Exercise task:
Gather each line containing the string "Capacity" from these entries.

(Chart and figure data)
....
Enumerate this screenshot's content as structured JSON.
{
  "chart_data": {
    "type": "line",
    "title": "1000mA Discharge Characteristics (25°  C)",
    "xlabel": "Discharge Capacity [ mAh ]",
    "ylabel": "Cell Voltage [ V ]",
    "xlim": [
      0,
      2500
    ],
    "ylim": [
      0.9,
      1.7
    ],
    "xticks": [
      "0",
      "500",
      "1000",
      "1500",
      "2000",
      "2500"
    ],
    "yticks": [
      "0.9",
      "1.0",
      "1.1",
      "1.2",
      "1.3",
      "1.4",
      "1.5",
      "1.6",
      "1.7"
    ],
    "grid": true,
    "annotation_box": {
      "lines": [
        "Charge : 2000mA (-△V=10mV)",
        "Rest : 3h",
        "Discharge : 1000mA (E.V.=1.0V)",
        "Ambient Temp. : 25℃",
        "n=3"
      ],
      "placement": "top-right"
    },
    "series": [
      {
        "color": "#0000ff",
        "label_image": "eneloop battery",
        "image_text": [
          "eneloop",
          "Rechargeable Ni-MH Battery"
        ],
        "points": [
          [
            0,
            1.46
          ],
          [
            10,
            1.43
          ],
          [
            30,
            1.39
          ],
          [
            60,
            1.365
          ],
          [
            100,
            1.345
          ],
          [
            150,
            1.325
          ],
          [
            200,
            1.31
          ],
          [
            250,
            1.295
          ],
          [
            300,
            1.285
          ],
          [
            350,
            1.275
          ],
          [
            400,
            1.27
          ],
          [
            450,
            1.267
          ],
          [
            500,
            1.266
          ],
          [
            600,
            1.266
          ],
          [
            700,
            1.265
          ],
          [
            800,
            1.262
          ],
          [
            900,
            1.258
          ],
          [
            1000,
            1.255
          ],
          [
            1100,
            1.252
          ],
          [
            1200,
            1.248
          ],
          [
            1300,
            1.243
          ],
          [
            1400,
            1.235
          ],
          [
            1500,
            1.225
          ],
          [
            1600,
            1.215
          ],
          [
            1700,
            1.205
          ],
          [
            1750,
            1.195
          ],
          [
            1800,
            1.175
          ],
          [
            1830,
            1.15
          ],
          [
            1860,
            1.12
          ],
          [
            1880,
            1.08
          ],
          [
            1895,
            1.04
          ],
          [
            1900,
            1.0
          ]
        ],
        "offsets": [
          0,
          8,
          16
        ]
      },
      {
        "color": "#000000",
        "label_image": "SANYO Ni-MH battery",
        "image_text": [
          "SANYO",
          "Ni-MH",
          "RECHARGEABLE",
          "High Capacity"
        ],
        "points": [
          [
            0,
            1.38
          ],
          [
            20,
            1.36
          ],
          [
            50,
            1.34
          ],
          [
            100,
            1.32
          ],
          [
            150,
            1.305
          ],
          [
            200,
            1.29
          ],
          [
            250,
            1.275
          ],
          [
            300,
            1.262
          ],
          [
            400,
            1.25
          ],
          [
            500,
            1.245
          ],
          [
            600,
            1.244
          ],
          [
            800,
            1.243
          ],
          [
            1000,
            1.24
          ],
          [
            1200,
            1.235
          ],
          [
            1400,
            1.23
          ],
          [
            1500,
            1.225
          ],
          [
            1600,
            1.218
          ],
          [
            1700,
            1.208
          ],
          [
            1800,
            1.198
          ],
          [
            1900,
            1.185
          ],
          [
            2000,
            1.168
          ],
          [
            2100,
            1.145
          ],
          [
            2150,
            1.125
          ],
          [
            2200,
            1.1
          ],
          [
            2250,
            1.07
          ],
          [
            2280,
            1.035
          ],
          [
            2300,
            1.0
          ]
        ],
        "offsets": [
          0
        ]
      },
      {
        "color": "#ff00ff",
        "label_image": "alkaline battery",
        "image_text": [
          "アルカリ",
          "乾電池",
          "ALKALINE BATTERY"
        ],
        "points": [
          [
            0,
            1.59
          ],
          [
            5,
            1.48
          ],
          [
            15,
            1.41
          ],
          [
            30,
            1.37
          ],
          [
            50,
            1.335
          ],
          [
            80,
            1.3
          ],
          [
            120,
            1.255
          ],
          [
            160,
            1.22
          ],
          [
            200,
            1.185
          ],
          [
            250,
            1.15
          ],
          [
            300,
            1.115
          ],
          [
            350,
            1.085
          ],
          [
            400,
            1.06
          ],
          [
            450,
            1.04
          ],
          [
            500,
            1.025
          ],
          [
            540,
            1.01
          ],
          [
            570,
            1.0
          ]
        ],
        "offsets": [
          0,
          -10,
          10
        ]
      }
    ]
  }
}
....
Solution below:
    "xlabel": "Discharge Capacity [ mAh ]",
          "High Capacity"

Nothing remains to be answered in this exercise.